The exercise:
Tally the lines containing the word "Commission", and report the tally alone.
╭──
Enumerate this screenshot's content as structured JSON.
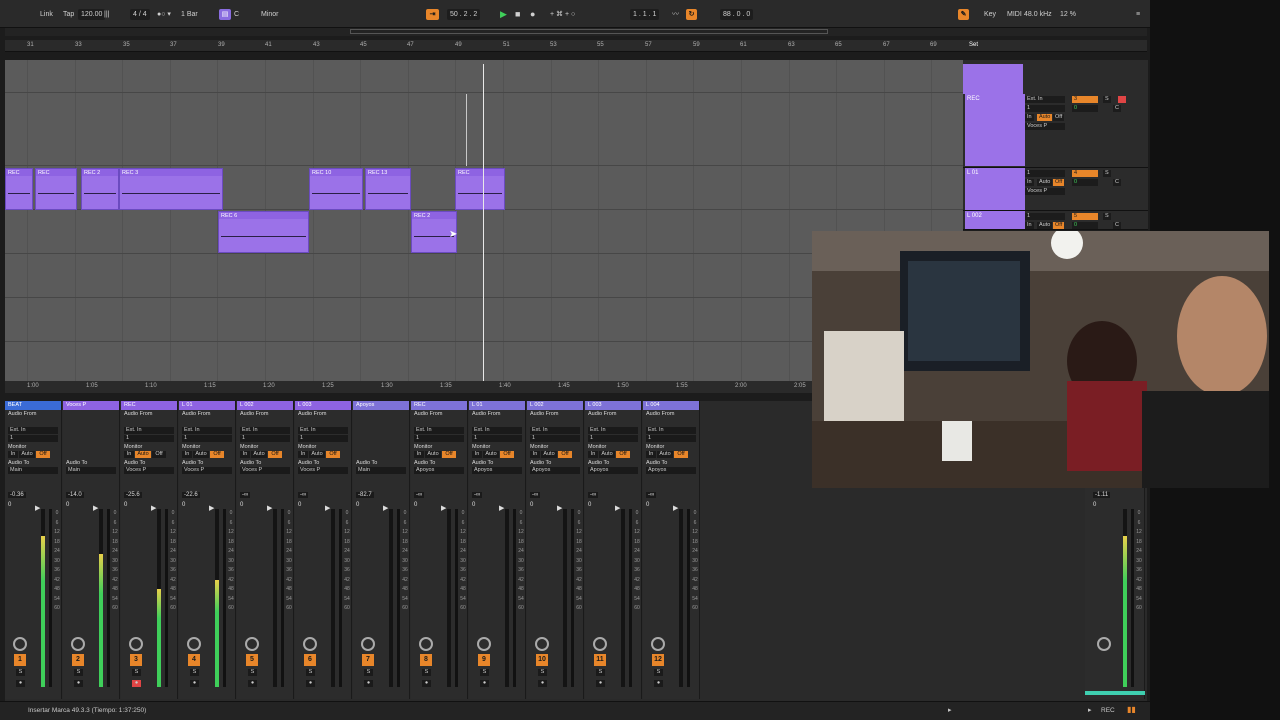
{
  "transport": {
    "link": "Link",
    "tap": "Tap",
    "tempo": "120.00",
    "signature": "4 / 4",
    "bar": "1 Bar",
    "key": "C",
    "scale": "Minor",
    "position": "50 . 2 . 2",
    "loop_start": "1 . 1 . 1",
    "loop_len": "88 . 0 . 0",
    "key_btn": "Key",
    "midi": "MIDI",
    "sample_rate": "48.0 kHz",
    "cpu": "12 %"
  },
  "ruler": {
    "ticks": [
      "31",
      "33",
      "35",
      "37",
      "39",
      "41",
      "43",
      "45",
      "47",
      "49",
      "51",
      "53",
      "55",
      "57",
      "59",
      "61",
      "63",
      "65",
      "67",
      "69"
    ],
    "set_label": "Set"
  },
  "timebar": {
    "labels": [
      "1:00",
      "1:05",
      "1:10",
      "1:15",
      "1:20",
      "1:25",
      "1:30",
      "1:35",
      "1:40",
      "1:45",
      "1:50",
      "1:55",
      "2:00",
      "2:05"
    ]
  },
  "clips": {
    "row1": [
      "REC",
      "REC",
      "REC 2",
      "REC 3",
      "REC 10",
      "REC 13",
      "REC"
    ],
    "row2": [
      "REC 6",
      "REC 2"
    ]
  },
  "track_headers": [
    {
      "name": "REC",
      "input": "Ext. In",
      "channel": "1",
      "in": "In",
      "auto": "Auto",
      "off": "Off",
      "route": "Voces P",
      "num": "3",
      "s": "S",
      "c": "C",
      "vol": "0"
    },
    {
      "name": "L 01",
      "input": "Ext. In",
      "channel": "1",
      "in": "In",
      "auto": "Auto",
      "off": "Off",
      "route": "Voces P",
      "num": "4",
      "s": "S",
      "c": "C",
      "vol": "0"
    },
    {
      "name": "L 002",
      "input": "Ext. In",
      "channel": "1",
      "in": "In",
      "auto": "Auto",
      "off": "Off",
      "route": "",
      "num": "5",
      "s": "S",
      "c": "C",
      "vol": "0"
    }
  ],
  "mixer": {
    "channels": [
      {
        "name": "BEAT",
        "color": "#3a6bd6",
        "from": "Audio From",
        "src": "Ext. In",
        "chan": "1",
        "monitor": "Monitor",
        "to": "Audio To",
        "dest": "Main",
        "vol": "-0.36",
        "pan": "0",
        "num": "1",
        "level": 0.85
      },
      {
        "name": "Voces P",
        "color": "#8e63e2",
        "from": "",
        "src": "",
        "chan": "",
        "monitor": "",
        "to": "Audio To",
        "dest": "Main",
        "vol": "-14.0",
        "pan": "0",
        "num": "2",
        "level": 0.75
      },
      {
        "name": "REC",
        "color": "#8e63e2",
        "from": "Audio From",
        "src": "Ext. In",
        "chan": "1",
        "monitor": "Monitor",
        "to": "Audio To",
        "dest": "Voces P",
        "vol": "-25.6",
        "pan": "0",
        "num": "3",
        "level": 0.55
      },
      {
        "name": "L 01",
        "color": "#8e63e2",
        "from": "Audio From",
        "src": "Ext. In",
        "chan": "1",
        "monitor": "Monitor",
        "to": "Audio To",
        "dest": "Voces P",
        "vol": "-22.6",
        "pan": "0",
        "num": "4",
        "level": 0.6
      },
      {
        "name": "L 002",
        "color": "#8e63e2",
        "from": "Audio From",
        "src": "Ext. In",
        "chan": "1",
        "monitor": "Monitor",
        "to": "Audio To",
        "dest": "Voces P",
        "vol": "-∞",
        "pan": "0",
        "num": "5",
        "level": 0
      },
      {
        "name": "L 003",
        "color": "#8e63e2",
        "from": "Audio From",
        "src": "Ext. In",
        "chan": "1",
        "monitor": "Monitor",
        "to": "Audio To",
        "dest": "Voces P",
        "vol": "-∞",
        "pan": "0",
        "num": "6",
        "level": 0
      },
      {
        "name": "Apoyos",
        "color": "#7e72d8",
        "from": "",
        "src": "",
        "chan": "",
        "monitor": "",
        "to": "Audio To",
        "dest": "Main",
        "vol": "-82.7",
        "pan": "0",
        "num": "7",
        "level": 0
      },
      {
        "name": "REC",
        "color": "#7e72d8",
        "from": "Audio From",
        "src": "Ext. In",
        "chan": "1",
        "monitor": "Monitor",
        "to": "Audio To",
        "dest": "Apoyos",
        "vol": "-∞",
        "pan": "0",
        "num": "8",
        "level": 0
      },
      {
        "name": "L 01",
        "color": "#7e72d8",
        "from": "Audio From",
        "src": "Ext. In",
        "chan": "1",
        "monitor": "Monitor",
        "to": "Audio To",
        "dest": "Apoyos",
        "vol": "-∞",
        "pan": "0",
        "num": "9",
        "level": 0
      },
      {
        "name": "L 002",
        "color": "#7e72d8",
        "from": "Audio From",
        "src": "Ext. In",
        "chan": "1",
        "monitor": "Monitor",
        "to": "Audio To",
        "dest": "Apoyos",
        "vol": "-∞",
        "pan": "0",
        "num": "10",
        "level": 0
      },
      {
        "name": "L 003",
        "color": "#7e72d8",
        "from": "Audio From",
        "src": "Ext. In",
        "chan": "1",
        "monitor": "Monitor",
        "to": "Audio To",
        "dest": "Apoyos",
        "vol": "-∞",
        "pan": "0",
        "num": "11",
        "level": 0
      },
      {
        "name": "L 004",
        "color": "#7e72d8",
        "from": "Audio From",
        "src": "Ext. In",
        "chan": "1",
        "monitor": "Monitor",
        "to": "Audio To",
        "dest": "Apoyos",
        "vol": "-∞",
        "pan": "0",
        "num": "12",
        "level": 0
      }
    ],
    "master": {
      "vol": "-1.11",
      "pan": "0",
      "level": 0.85
    },
    "mon_in": "In",
    "mon_auto": "Auto",
    "mon_off": "Off",
    "s": "S",
    "scale": [
      "0",
      "6",
      "12",
      "18",
      "24",
      "30",
      "36",
      "42",
      "48",
      "54",
      "60"
    ]
  },
  "status": {
    "text": "Insertar Marca 49.3.3 (Tiempo: 1:37:250)",
    "rec": "REC"
  }
}
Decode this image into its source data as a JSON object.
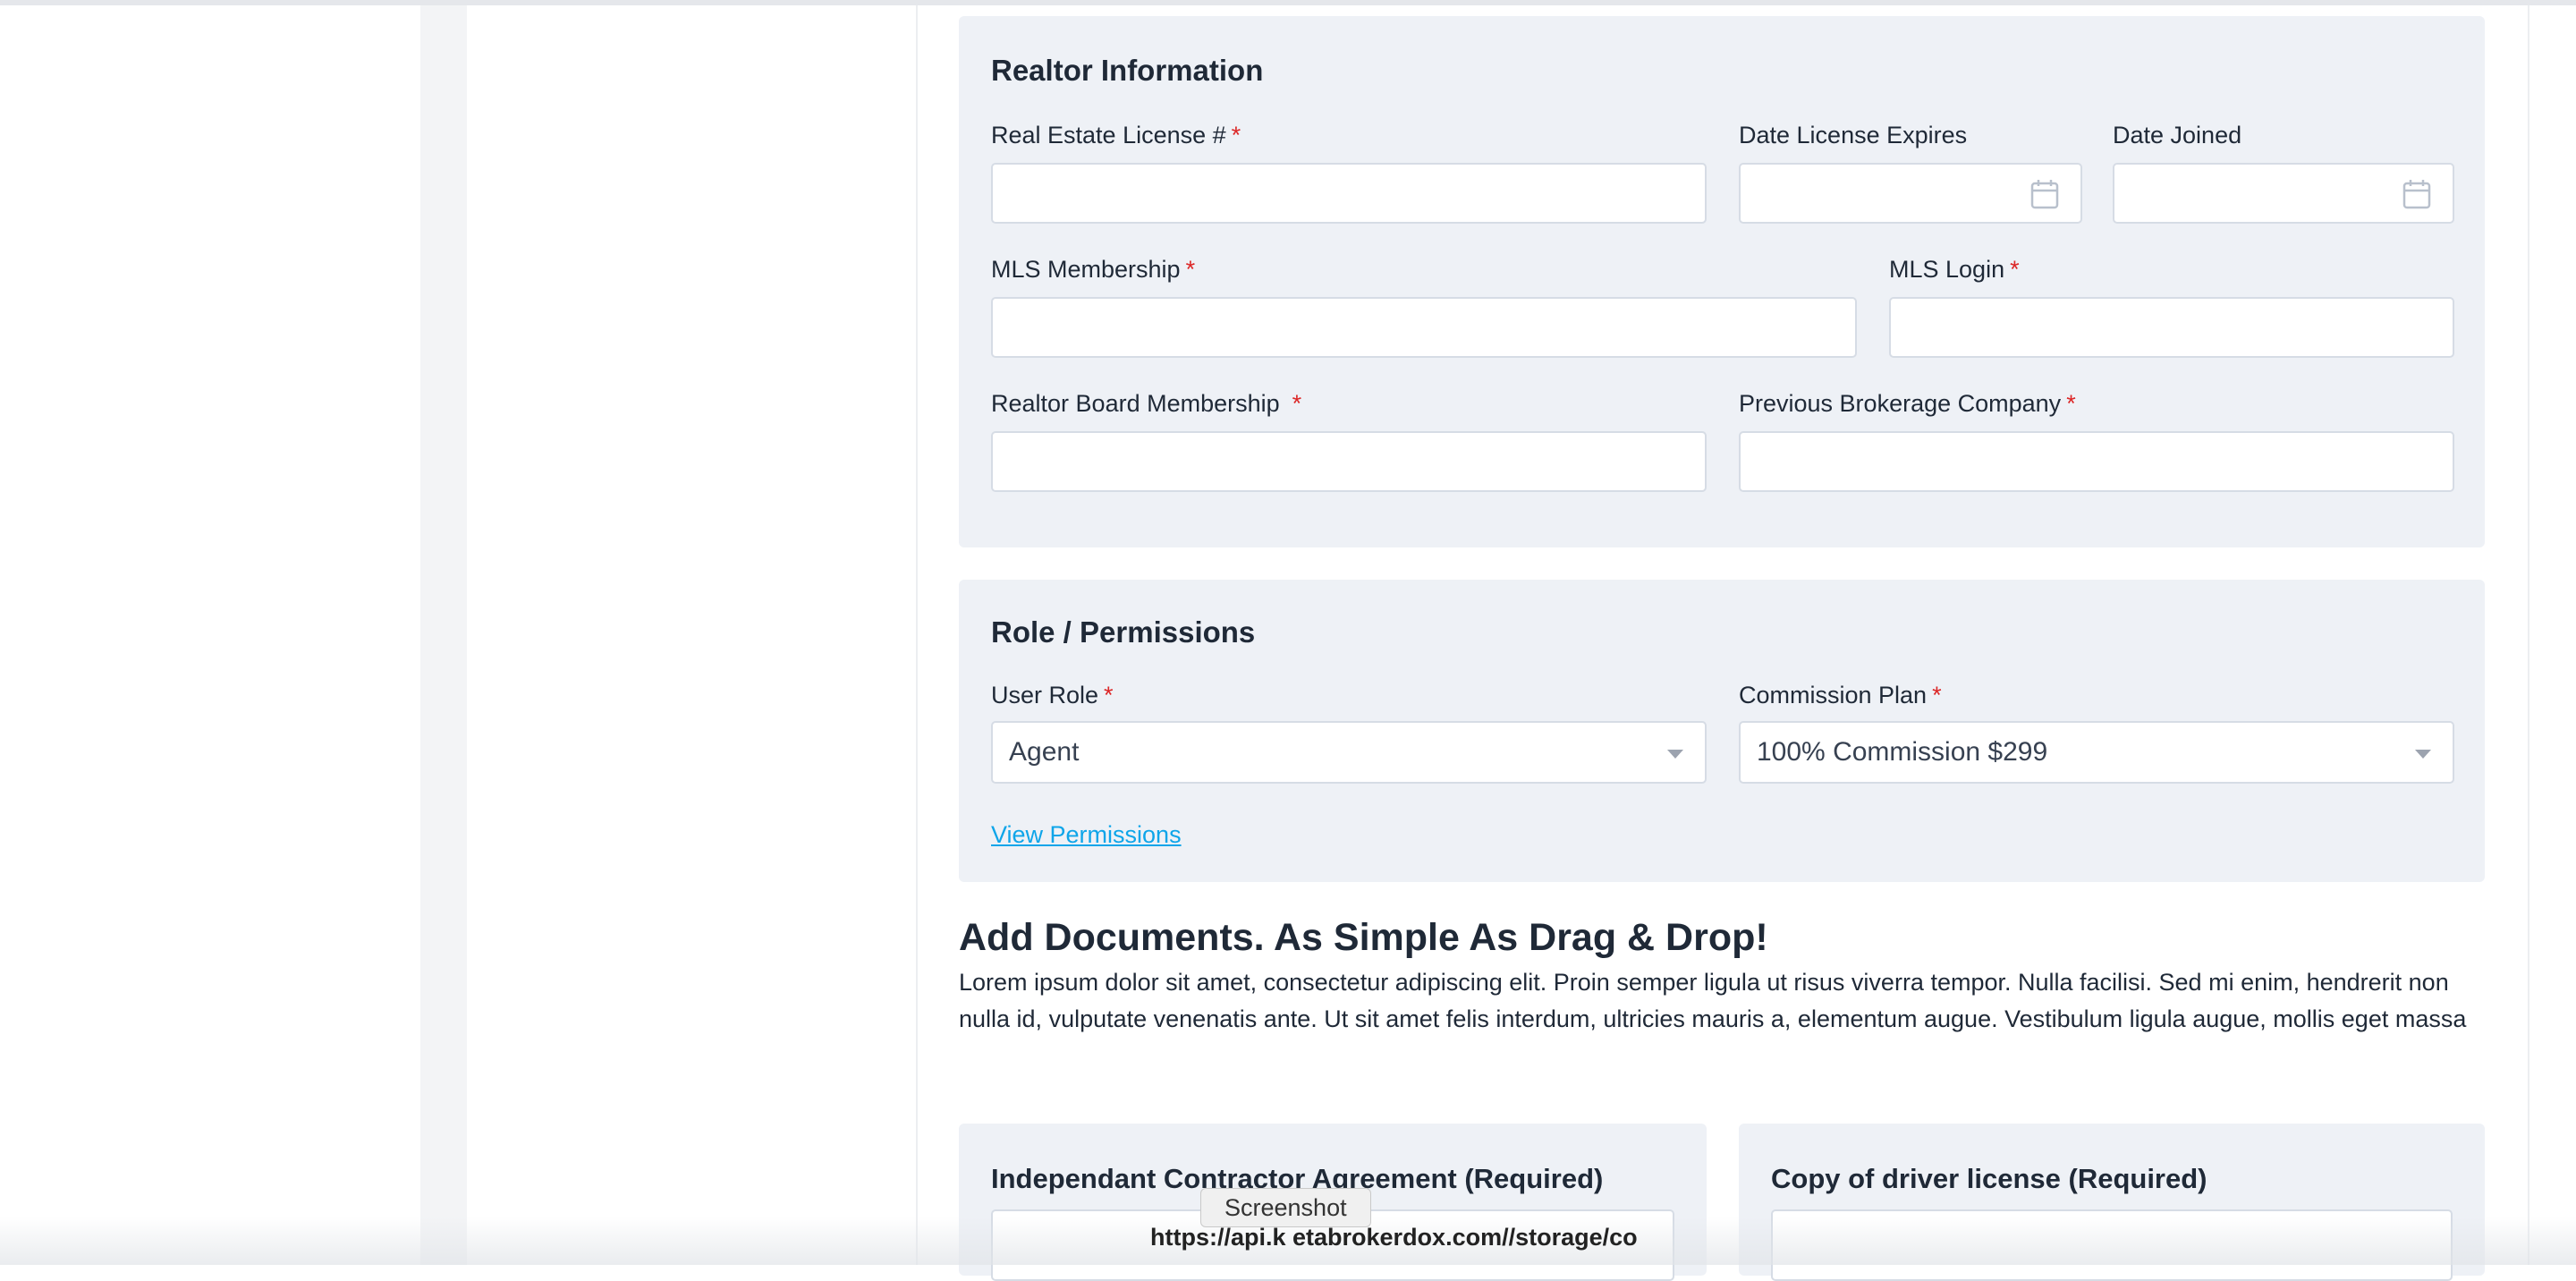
{
  "realtor": {
    "title": "Realtor Information",
    "license_label": "Real Estate License #",
    "license_value": "",
    "expires_label": "Date License Expires",
    "expires_value": "",
    "joined_label": "Date Joined",
    "joined_value": "",
    "mls_membership_label": "MLS Membership",
    "mls_membership_value": "",
    "mls_login_label": "MLS Login",
    "mls_login_value": "",
    "board_label": "Realtor Board Membership",
    "board_value": "",
    "prev_brokerage_label": "Previous Brokerage Company",
    "prev_brokerage_value": "",
    "required_mark": "*"
  },
  "role": {
    "title": "Role / Permissions",
    "user_role_label": "User Role",
    "user_role_value": "Agent",
    "commission_label": "Commission Plan",
    "commission_value": "100% Commission $299",
    "view_permissions": "View Permissions",
    "required_mark": "*"
  },
  "documents": {
    "heading": "Add Documents. As Simple As Drag & Drop!",
    "description": "Lorem ipsum dolor sit amet, consectetur adipiscing elit. Proin semper ligula ut risus viverra tempor. Nulla facilisi. Sed mi enim, hendrerit non nulla id, vulputate venenatis ante. Ut sit amet felis interdum, ultricies mauris a, elementum augue. Vestibulum ligula augue, mollis eget massa",
    "cards": [
      {
        "title": "Independant Contractor Agreement (Required)"
      },
      {
        "title": "Copy of driver license (Required)"
      }
    ]
  },
  "overlay": {
    "tooltip": "Screenshot",
    "url": "https://api.k etabrokerdox.com//storage/co"
  },
  "colors": {
    "panel_bg": "#eef1f6",
    "required": "#dc2626",
    "link": "#0ea5e9",
    "text": "#1f2937"
  }
}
╰──
Response to the task:
2